**THE PROBLEM**. Locate every line in the records below that holds the word "wird" and return each one.

**RECORDS FOR THIS EXERCISE**.

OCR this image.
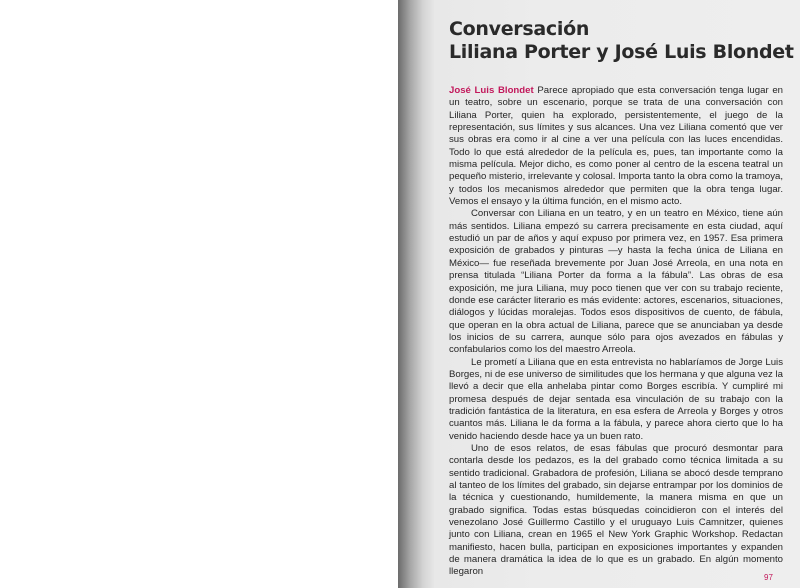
Conversación
Liliana Porter y José Luis Blondet

José Luis Blondet Parece apropiado que esta conversación tenga lugar en un teatro, sobre un escenario, porque se trata de una conversación con Liliana Porter, quien ha explorado, persistentemente, el juego de la representación, sus límites y sus alcances. Una vez Liliana comentó que ver sus obras era como ir al cine a ver una película con las luces encendidas. Todo lo que está alrededor de la película es, pues, tan importante como la misma película. Mejor dicho, es como poner al centro de la escena teatral un pequeño misterio, irrelevante y colosal. Importa tanto la obra como la tramoya, y todos los mecanismos alrededor que permiten que la obra tenga lugar. Vemos el ensayo y la última función, en el mismo acto.

Conversar con Liliana en un teatro, y en un teatro en México, tiene aún más sentidos. Liliana empezó su carrera precisamente en esta ciudad, aquí estudió un par de años y aquí expuso por primera vez, en 1957. Esa primera exposición de grabados y pinturas —y hasta la fecha única de Liliana en México— fue reseñada brevemente por Juan José Arreola, en una nota en prensa titulada “Liliana Porter da forma a la fábula”. Las obras de esa exposición, me jura Liliana, muy poco tienen que ver con su trabajo reciente, donde ese carácter literario es más evidente: actores, escenarios, situaciones, diálogos y lúcidas moralejas. Todos esos dispositivos de cuento, de fábula, que operan en la obra actual de Liliana, parece que se anunciaban ya desde los inicios de su carrera, aunque sólo para ojos avezados en fábulas y confabularios como los del maestro Arreola.

Le prometí a Liliana que en esta entrevista no hablaríamos de Jorge Luis Borges, ni de ese universo de similitudes que los hermana y que alguna vez la llevó a decir que ella anhelaba pintar como Borges escribía. Y cumpliré mi promesa después de dejar sentada esa vinculación de su trabajo con la tradición fantástica de la literatura, en esa esfera de Arreola y Borges y otros cuantos más. Liliana le da forma a la fábula, y parece ahora cierto que lo ha venido haciendo desde hace ya un buen rato.

Uno de esos relatos, de esas fábulas que procuró desmontar para contarla desde los pedazos, es la del grabado como técnica limitada a su sentido tradicional. Grabadora de profesión, Liliana se abocó desde temprano al tanteo de los límites del grabado, sin dejarse entrampar por los dominios de la técnica y cuestionando, humildemente, la manera misma en que un grabado significa. Todas estas búsquedas coincidieron con el interés del venezolano José Guillermo Castillo y el uruguayo Luis Camnitzer, quienes junto con Liliana, crean en 1965 el New York Graphic Workshop. Redactan manifiesto, hacen bulla, participan en exposiciones importantes y expanden de manera dramática la idea de lo que es un grabado. En algún momento llegaron

97
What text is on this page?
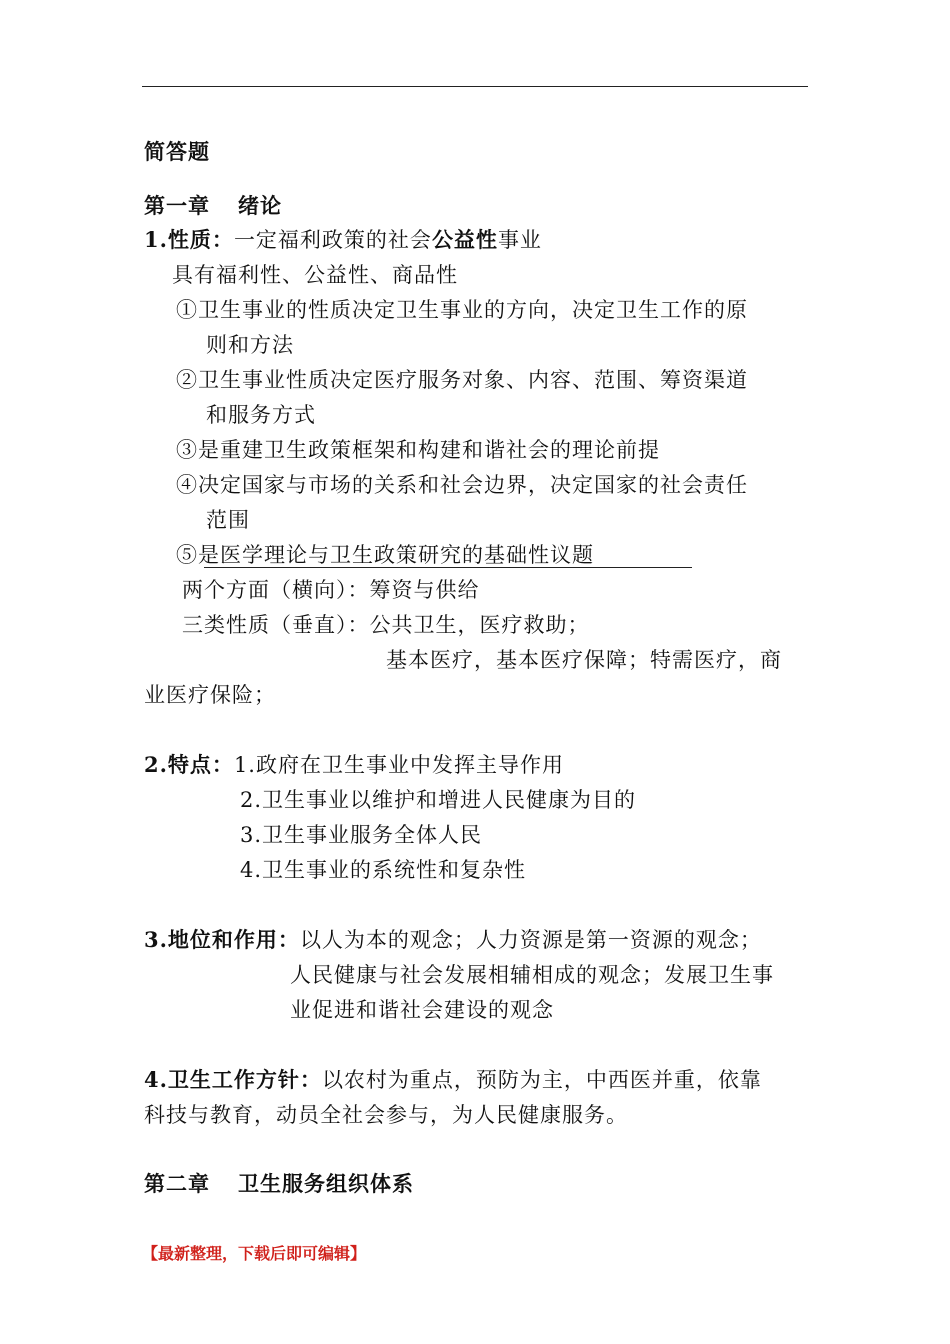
简答题
第一章 绪论
1.性质：一定福利政策的社会公益性事业
具有福利性、公益性、商品性
①卫生事业的性质决定卫生事业的方向，决定卫生工作的原
则和方法
②卫生事业性质决定医疗服务对象、内容、范围、筹资渠道
和服务方式
③是重建卫生政策框架和构建和谐社会的理论前提
④决定国家与市场的关系和社会边界，决定国家的社会责任
范围
⑤是医学理论与卫生政策研究的基础性议题
两个方面（横向）：筹资与供给
三类性质（垂直）：公共卫生，医疗救助；
基本医疗，基本医疗保障；特需医疗，商
业医疗保险；
2.特点：1.政府在卫生事业中发挥主导作用
2.卫生事业以维护和增进人民健康为目的
3.卫生事业服务全体人民
4.卫生事业的系统性和复杂性
3.地位和作用：以人为本的观念；人力资源是第一资源的观念；
人民健康与社会发展相辅相成的观念；发展卫生事
业促进和谐社会建设的观念
4.卫生工作方针：以农村为重点，预防为主，中西医并重，依靠
科技与教育，动员全社会参与，为人民健康服务。
第二章 卫生服务组织体系
【最新整理，下载后即可编辑】
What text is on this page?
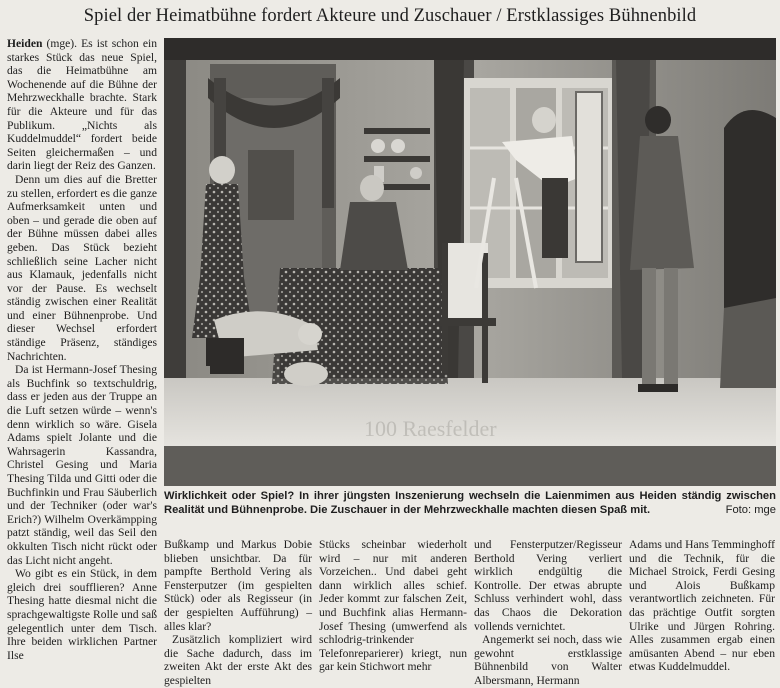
Spiel der Heimatbühne fordert Akteure und Zuschauer / Erstklassiges Bühnenbild

Heiden (mge). Es ist schon ein starkes Stück das neue Spiel, das die Heimatbühne am Wochenende auf die Bühne der Mehrzweckhalle brachte. Stark für die Akteure und für das Publikum. „Nichts als Kuddelmuddel“ fordert beide Seiten gleichermaßen – und darin liegt der Reiz des Ganzen.

Denn um dies auf die Bretter zu stellen, erfordert es die ganze Aufmerksamkeit unten und oben – und gerade die oben auf der Bühne müssen dabei alles geben. Das Stück bezieht schließlich seine Lacher nicht aus Klamauk, jedenfalls nicht vor der Pause. Es wechselt ständig zwischen einer Realität und einer Bühnenprobe. Und dieser Wechsel erfordert ständige Präsenz, ständiges Nachrichten.

Da ist Hermann-Josef Thesing als Buchfink so textschuldrig, dass er jeden aus der Truppe an die Luft setzen würde – wenn's denn wirklich so wäre. Gisela Adams spielt Jolante und die Wahrsagerin Kassandra, Christel Gesing und Maria Thesing Tilda und Gitti oder die Buchfinkin und Frau Säuberlich und der Techniker (oder war's Erich?) Wilhelm Overkämpping patzt ständig, weil das Seil den okkulten Tisch nicht rückt oder das Licht nicht angeht.

Wo gibt es ein Stück, in dem gleich drei soufflieren? Anne Thesing hatte diesmal nicht die sprachgewaltigste Rolle und saß gelegentlich unter dem Tisch. Ihre beiden wirklichen Partner Ilse

100 Raesfelder
Wirklichkeit oder Spiel? In ihrer jüngsten Inszenierung wechseln die Laienmimen aus Heiden ständig zwischen Realität und Bühnenprobe. Die Zuschauer in der Mehrzweckhalle machten diesen Spaß mit.	Foto: mge

Bußkamp und Markus Dobie blieben unsichtbar. Da für pampfte Berthold Vering als Fensterputzer (im gespielten Stück) oder als Regisseur (in der gespielten Aufführung) – alles klar?

Zusätzlich kompliziert wird die Sache dadurch, dass im zweiten Akt der erste Akt des gespielten

Stücks scheinbar wiederholt wird – nur mit anderen Vorzeichen.. Und dabei geht dann wirklich alles schief. Jeder kommt zur falschen Zeit, und Buchfink alias Hermann-Josef Thesing (umwerfend als schlodrig-trinkender Telefonreparierer) kriegt, nun gar kein Stichwort mehr

und Fensterputzer/Regisseur Berthold Vering verliert wirklich endgültig die Kontrolle. Der etwas abrupte Schluss verhindert wohl, dass das Chaos die Dekoration vollends vernichtet.

Angemerkt sei noch, dass wie gewohnt erstklassige Bühnenbild von Walter Albersmann, Hermann

Adams und Hans Temminghoff und die Technik, für die Michael Stroick, Ferdi Gesing und Alois Bußkamp verantwortlich zeichneten. Für das prächtige Outfit sorgten Ulrike und Jürgen Rohring. Alles zusammen ergab einen amüsanten Abend – nur eben etwas Kuddelmuddel.
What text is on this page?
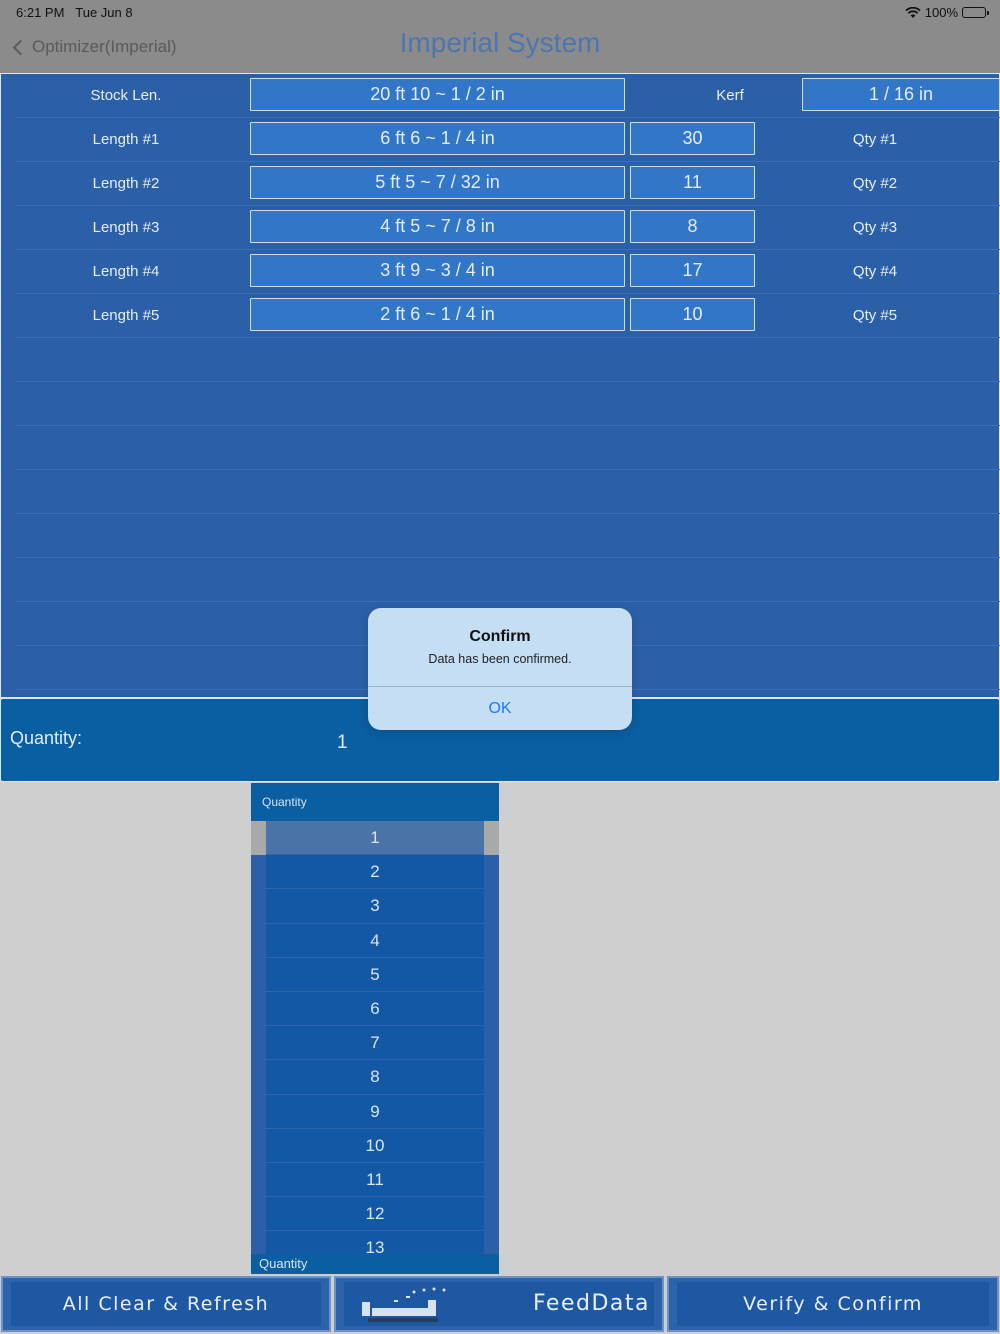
6:21 PM Tue Jun 8	100%
Optimizer(Imperial)	Imperial System
Stock Len.	20 ft 10 ~ 1 / 2 in	Kerf	1 / 16 in
Length #1	6 ft 6 ~ 1 / 4 in	30	Qty #1
Length #2	5 ft 5 ~ 7 / 32 in	11	Qty #2
Length #3	4 ft 5 ~ 7 / 8 in	8	Qty #3
Length #4	3 ft 9 ~ 3 / 4 in	17	Qty #4
Length #5	2 ft 6 ~ 1 / 4 in	10	Qty #5
Quantity:	1
Quantity
1
2
3
4
5
6
7
8
9
10
11
12
13
Quantity
All Clear & Refresh	FeedData	Verify & Confirm
Confirm
Data has been confirmed.
OK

**WRITTEN RESPONSE**.
Zusätzlich kompliziert wird die Sache dadurch, dass im zweiten Akt der erste Akt des gespielten
Stücks scheinbar wiederholt wird – nur mit anderen Vorzeichen.. Und dabei geht dann wirklich alles schief. Jeder kommt zur falschen Zeit, und Buchfink alias Hermann-Josef Thesing (umwerfend als schlodrig-trinkender Telefonreparierer) kriegt, nun gar kein Stichwort mehr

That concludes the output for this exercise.